--- BEGIN ---

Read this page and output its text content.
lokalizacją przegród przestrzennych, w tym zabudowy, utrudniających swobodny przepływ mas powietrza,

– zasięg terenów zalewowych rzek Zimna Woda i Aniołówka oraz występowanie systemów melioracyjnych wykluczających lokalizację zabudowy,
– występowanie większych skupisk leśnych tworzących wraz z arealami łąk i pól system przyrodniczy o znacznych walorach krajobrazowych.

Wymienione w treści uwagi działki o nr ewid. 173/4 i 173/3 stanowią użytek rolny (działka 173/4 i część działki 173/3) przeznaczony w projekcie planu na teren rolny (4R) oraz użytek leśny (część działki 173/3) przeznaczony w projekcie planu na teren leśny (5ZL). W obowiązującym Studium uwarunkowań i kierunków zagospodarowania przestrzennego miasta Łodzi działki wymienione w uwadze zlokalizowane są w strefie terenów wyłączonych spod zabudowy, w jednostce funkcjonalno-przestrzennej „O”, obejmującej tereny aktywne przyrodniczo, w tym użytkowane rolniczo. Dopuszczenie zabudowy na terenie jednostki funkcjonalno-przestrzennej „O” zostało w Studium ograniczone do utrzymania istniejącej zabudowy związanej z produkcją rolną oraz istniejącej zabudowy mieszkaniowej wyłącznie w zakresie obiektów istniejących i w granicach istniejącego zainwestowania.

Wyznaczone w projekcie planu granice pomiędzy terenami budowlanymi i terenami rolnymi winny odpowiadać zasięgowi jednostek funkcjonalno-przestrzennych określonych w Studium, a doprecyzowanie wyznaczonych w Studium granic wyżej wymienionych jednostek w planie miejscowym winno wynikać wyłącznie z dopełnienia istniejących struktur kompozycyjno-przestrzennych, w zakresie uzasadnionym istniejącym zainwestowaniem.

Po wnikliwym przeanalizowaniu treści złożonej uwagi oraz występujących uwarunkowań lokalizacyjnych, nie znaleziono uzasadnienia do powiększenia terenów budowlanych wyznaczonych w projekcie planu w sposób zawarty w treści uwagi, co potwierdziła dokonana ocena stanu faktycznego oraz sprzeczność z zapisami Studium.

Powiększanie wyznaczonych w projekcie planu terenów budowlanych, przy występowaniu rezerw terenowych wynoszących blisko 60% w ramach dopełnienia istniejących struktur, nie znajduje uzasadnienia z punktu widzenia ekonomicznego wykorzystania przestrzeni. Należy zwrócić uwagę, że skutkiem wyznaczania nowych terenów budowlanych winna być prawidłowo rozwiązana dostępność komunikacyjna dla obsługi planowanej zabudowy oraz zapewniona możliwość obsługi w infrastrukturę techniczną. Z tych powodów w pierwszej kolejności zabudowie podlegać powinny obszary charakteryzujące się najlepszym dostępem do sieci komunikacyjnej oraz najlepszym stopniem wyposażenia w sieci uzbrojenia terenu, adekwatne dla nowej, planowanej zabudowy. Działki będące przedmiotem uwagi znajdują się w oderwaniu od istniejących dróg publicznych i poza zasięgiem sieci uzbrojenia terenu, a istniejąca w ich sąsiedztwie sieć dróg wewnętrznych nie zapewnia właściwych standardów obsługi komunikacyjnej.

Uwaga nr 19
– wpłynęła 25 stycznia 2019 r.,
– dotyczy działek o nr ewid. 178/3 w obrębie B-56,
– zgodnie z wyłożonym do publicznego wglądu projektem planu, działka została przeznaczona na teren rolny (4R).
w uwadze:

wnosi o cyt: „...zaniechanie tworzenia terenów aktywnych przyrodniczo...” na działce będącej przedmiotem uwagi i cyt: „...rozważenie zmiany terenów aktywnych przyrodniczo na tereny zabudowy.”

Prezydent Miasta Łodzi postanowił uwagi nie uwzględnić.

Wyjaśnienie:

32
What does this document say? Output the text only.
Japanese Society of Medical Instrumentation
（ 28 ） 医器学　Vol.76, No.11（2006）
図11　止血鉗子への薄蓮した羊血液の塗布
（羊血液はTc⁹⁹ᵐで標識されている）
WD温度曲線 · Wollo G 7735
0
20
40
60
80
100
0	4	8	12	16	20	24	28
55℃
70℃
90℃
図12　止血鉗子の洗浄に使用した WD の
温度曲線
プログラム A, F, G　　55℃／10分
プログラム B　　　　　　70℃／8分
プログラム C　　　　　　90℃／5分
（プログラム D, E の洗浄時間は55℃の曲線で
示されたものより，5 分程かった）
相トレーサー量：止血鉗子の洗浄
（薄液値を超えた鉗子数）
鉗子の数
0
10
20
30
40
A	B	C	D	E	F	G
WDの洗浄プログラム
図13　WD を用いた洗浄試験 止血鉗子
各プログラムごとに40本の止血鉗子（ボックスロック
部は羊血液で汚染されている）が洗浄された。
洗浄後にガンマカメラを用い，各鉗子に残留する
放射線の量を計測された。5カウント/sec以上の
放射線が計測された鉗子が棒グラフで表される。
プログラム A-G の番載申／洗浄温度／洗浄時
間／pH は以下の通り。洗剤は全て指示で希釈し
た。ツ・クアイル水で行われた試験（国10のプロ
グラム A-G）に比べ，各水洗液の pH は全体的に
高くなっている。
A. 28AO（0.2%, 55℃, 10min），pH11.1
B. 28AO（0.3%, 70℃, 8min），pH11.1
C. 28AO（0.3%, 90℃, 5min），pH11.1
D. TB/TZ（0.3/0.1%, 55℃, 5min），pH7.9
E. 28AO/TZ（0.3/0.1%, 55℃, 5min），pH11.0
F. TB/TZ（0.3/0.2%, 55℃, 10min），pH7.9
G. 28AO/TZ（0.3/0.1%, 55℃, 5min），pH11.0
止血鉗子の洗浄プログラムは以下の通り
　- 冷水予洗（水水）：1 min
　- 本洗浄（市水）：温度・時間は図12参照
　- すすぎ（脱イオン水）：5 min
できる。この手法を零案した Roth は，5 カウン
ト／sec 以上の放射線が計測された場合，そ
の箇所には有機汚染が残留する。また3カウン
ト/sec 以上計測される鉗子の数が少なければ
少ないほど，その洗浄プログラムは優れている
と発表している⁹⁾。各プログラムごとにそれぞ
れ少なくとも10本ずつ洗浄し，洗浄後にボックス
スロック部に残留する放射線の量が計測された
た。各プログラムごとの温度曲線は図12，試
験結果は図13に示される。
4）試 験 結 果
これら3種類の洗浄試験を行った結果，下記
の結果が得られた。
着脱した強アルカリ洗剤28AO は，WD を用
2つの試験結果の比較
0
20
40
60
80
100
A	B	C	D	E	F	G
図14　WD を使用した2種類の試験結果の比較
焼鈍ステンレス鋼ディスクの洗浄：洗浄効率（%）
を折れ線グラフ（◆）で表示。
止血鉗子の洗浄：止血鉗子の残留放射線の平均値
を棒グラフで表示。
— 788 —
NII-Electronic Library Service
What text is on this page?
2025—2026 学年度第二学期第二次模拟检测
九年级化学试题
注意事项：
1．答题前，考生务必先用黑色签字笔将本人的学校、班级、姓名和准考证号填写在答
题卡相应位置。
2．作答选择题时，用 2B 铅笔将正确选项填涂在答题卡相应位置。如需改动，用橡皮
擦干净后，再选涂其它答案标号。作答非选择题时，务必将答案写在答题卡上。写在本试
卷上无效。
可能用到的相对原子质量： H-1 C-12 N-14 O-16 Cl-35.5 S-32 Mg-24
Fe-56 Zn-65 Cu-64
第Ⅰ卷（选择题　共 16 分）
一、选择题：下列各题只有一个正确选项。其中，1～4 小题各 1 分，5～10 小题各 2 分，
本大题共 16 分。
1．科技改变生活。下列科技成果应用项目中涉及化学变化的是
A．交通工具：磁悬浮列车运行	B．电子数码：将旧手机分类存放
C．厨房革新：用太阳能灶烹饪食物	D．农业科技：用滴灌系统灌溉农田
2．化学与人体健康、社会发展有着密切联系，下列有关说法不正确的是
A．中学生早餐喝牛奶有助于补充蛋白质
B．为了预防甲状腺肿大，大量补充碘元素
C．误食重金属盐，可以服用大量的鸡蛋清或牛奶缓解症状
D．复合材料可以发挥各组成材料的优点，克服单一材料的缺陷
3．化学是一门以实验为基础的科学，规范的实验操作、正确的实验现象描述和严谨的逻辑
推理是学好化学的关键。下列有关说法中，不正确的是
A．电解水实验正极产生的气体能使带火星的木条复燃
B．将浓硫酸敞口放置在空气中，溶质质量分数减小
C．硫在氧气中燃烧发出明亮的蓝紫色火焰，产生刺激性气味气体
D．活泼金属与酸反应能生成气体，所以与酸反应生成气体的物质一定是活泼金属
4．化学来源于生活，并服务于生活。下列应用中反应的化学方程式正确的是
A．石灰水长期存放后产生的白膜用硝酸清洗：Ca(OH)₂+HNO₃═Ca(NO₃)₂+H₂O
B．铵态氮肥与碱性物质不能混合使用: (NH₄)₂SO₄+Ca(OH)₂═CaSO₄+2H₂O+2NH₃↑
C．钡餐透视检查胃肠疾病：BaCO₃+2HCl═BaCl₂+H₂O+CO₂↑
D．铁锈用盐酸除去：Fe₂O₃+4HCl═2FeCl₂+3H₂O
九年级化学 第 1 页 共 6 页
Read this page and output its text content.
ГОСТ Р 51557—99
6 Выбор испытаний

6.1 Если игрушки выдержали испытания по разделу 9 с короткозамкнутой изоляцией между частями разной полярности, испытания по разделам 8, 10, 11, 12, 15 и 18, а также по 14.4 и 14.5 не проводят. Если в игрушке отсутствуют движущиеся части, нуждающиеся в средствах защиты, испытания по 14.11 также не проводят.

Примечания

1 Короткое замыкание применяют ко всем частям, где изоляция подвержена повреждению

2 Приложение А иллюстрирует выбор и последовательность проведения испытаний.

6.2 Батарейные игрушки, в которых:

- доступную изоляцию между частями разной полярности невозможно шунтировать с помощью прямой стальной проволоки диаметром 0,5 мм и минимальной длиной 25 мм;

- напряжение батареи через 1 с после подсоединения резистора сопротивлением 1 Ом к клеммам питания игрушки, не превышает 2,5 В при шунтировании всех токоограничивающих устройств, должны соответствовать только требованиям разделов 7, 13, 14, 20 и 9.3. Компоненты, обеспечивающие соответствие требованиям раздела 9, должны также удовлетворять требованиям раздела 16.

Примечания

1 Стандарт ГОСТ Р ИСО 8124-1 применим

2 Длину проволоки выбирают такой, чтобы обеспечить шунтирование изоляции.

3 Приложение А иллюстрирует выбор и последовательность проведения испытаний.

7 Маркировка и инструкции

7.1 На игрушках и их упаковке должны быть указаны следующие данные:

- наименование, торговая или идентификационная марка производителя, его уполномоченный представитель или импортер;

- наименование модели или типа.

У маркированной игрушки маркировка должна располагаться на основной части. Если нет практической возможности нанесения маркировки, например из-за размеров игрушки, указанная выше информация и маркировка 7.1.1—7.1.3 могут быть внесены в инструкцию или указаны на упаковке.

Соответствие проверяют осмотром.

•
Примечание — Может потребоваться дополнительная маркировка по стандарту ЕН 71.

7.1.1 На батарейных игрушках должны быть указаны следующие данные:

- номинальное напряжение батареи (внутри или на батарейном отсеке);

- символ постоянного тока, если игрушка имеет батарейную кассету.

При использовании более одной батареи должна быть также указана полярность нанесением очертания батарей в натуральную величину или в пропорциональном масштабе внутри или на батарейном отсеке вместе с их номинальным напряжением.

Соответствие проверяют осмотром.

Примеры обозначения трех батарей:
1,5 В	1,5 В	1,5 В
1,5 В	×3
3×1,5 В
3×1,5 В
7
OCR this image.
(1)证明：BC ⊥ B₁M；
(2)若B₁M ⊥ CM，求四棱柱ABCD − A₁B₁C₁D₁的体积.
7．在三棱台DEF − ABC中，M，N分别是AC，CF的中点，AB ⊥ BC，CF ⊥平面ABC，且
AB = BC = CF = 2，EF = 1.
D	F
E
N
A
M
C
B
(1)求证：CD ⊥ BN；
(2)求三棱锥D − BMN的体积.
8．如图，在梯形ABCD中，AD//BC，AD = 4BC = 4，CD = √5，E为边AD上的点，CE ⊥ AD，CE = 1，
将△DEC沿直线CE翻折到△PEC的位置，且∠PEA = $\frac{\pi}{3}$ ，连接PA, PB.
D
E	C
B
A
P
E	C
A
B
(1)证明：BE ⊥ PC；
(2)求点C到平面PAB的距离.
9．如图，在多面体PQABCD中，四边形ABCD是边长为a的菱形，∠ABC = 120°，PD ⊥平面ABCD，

--- END ---

WHAT YOU ARE ASKED TO DO: Which lines of the data include "проволоки"? Copy each of them.

SOLUTION FOR THIS EXERCISE:
- доступную изоляцию между частями разной полярности невозможно шунтировать с помощью прямой стальной проволоки диаметром 0,5 мм и минимальной длиной 25 мм;
2 Длину проволоки выбирают такой, чтобы обеспечить шунтирование изоляции.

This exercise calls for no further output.